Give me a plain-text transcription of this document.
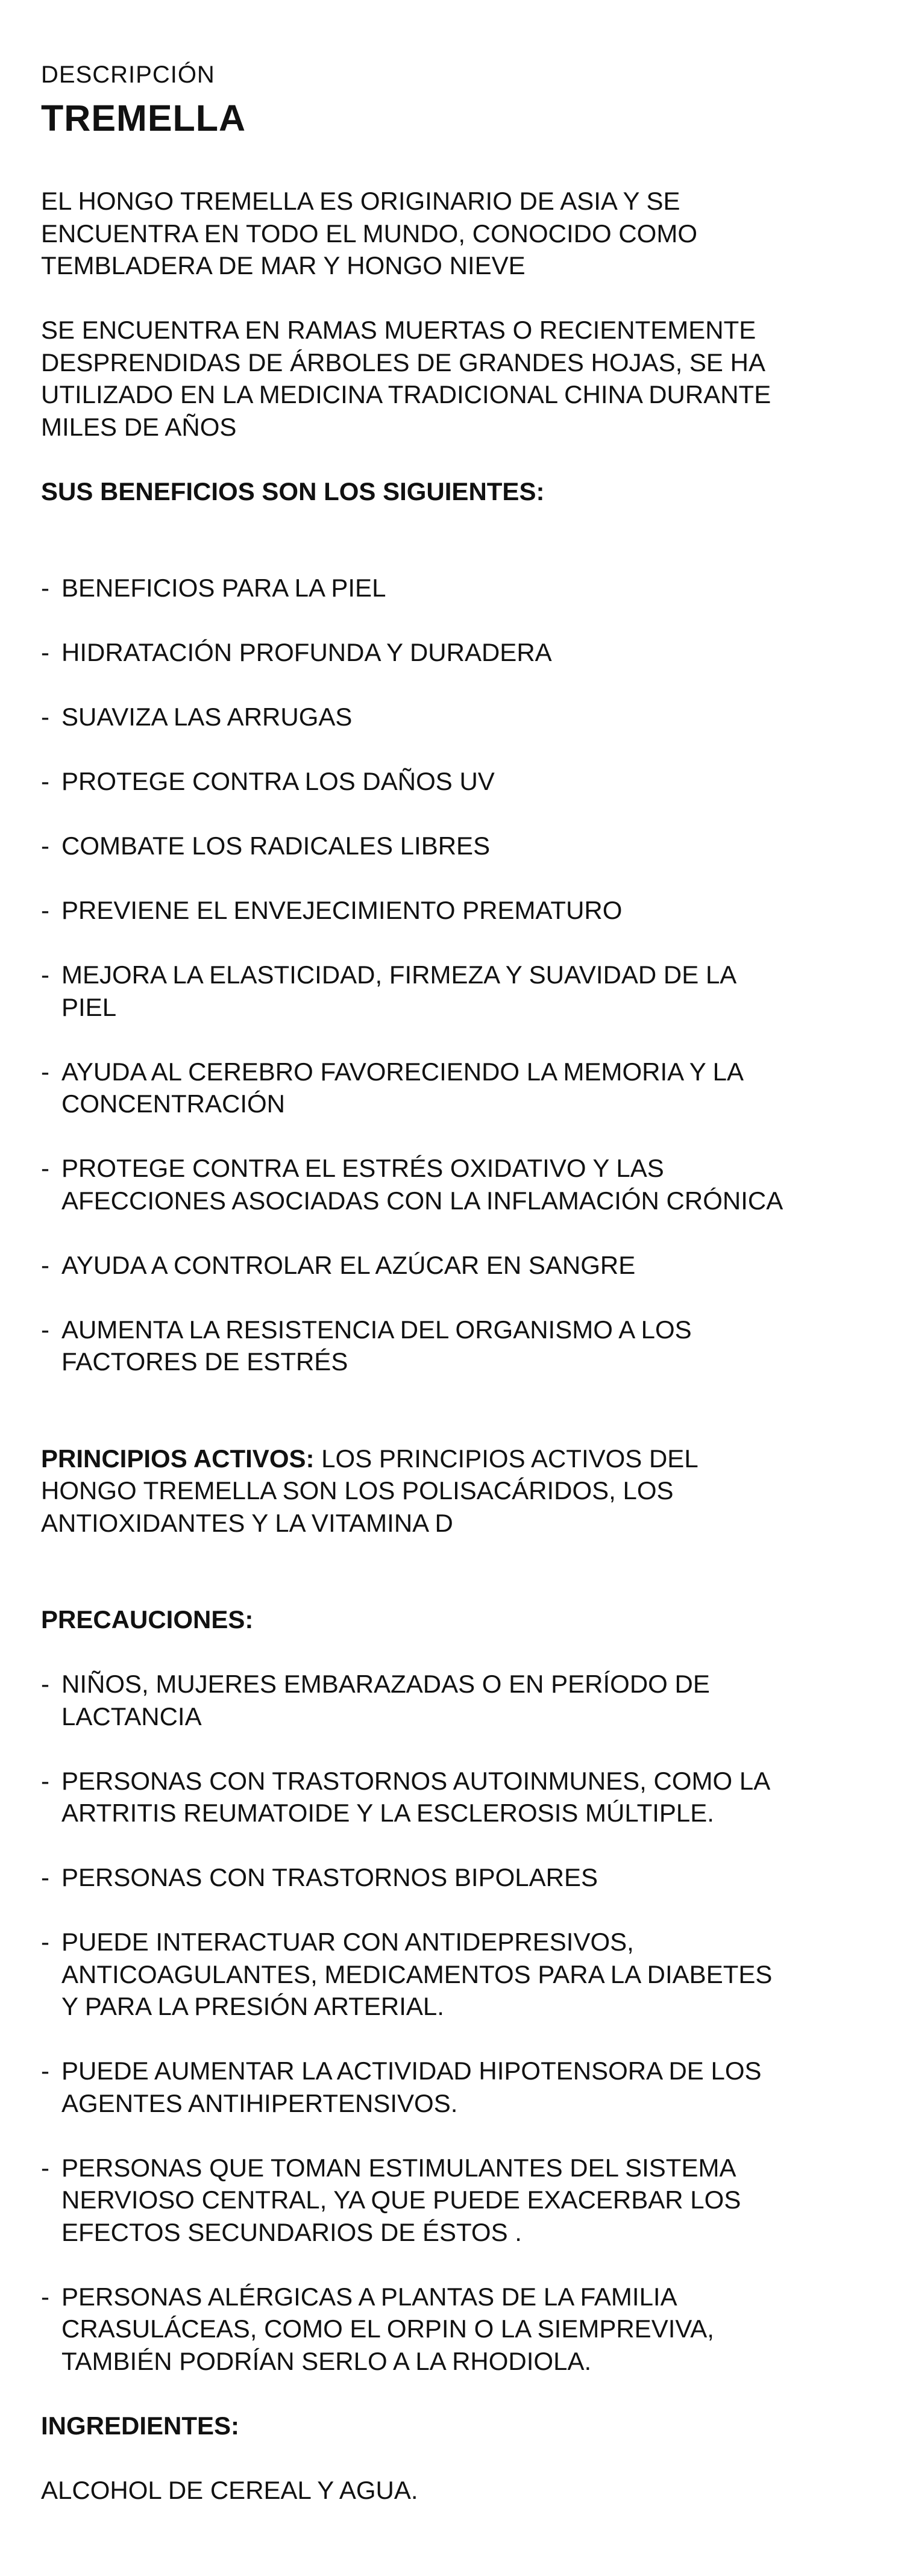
DESCRIPCIÓN
TREMELLA
EL HONGO TREMELLA ES ORIGINARIO DE ASIA Y SE
ENCUENTRA EN TODO EL MUNDO, CONOCIDO COMO
TEMBLADERA DE MAR Y HONGO NIEVE
SE ENCUENTRA EN RAMAS MUERTAS O RECIENTEMENTE
DESPRENDIDAS DE ÁRBOLES DE GRANDES HOJAS, SE HA
UTILIZADO EN LA MEDICINA TRADICIONAL CHINA DURANTE
MILES DE AÑOS
SUS BENEFICIOS SON LOS SIGUIENTES:
- BENEFICIOS PARA LA PIEL
- HIDRATACIÓN PROFUNDA Y DURADERA
- SUAVIZA LAS ARRUGAS
- PROTEGE CONTRA LOS DAÑOS UV
- COMBATE LOS RADICALES LIBRES
- PREVIENE EL ENVEJECIMIENTO PREMATURO
- MEJORA LA ELASTICIDAD, FIRMEZA Y SUAVIDAD DE LA
PIEL
- AYUDA AL CEREBRO FAVORECIENDO LA MEMORIA Y LA
CONCENTRACIÓN
- PROTEGE CONTRA EL ESTRÉS OXIDATIVO Y LAS
AFECCIONES ASOCIADAS CON LA INFLAMACIÓN CRÓNICA
- AYUDA A CONTROLAR EL AZÚCAR EN SANGRE
- AUMENTA LA RESISTENCIA DEL ORGANISMO A LOS
FACTORES DE ESTRÉS
PRINCIPIOS ACTIVOS: LOS PRINCIPIOS ACTIVOS DEL
HONGO TREMELLA SON LOS POLISACÁRIDOS, LOS
ANTIOXIDANTES Y LA VITAMINA D
PRECAUCIONES:
- NIÑOS, MUJERES EMBARAZADAS O EN PERÍODO DE
LACTANCIA
- PERSONAS CON TRASTORNOS AUTOINMUNES, COMO LA
ARTRITIS REUMATOIDE Y LA ESCLEROSIS MÚLTIPLE.
- PERSONAS CON TRASTORNOS BIPOLARES
- PUEDE INTERACTUAR CON ANTIDEPRESIVOS,
ANTICOAGULANTES, MEDICAMENTOS PARA LA DIABETES
Y PARA LA PRESIÓN ARTERIAL.
- PUEDE AUMENTAR LA ACTIVIDAD HIPOTENSORA DE LOS
AGENTES ANTIHIPERTENSIVOS.
- PERSONAS QUE TOMAN ESTIMULANTES DEL SISTEMA
NERVIOSO CENTRAL, YA QUE PUEDE EXACERBAR LOS
EFECTOS SECUNDARIOS DE ÉSTOS .
- PERSONAS ALÉRGICAS A PLANTAS DE LA FAMILIA
CRASULÁCEAS, COMO EL ORPIN O LA SIEMPREVIVA,
TAMBIÉN PODRÍAN SERLO A LA RHODIOLA.
INGREDIENTES:
ALCOHOL DE CEREAL Y AGUA.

◇ ◇ ◇

Your task
Every line that holds the word "PUEDE" counts once; state the total number of such lines and nothing else.

Task solution
3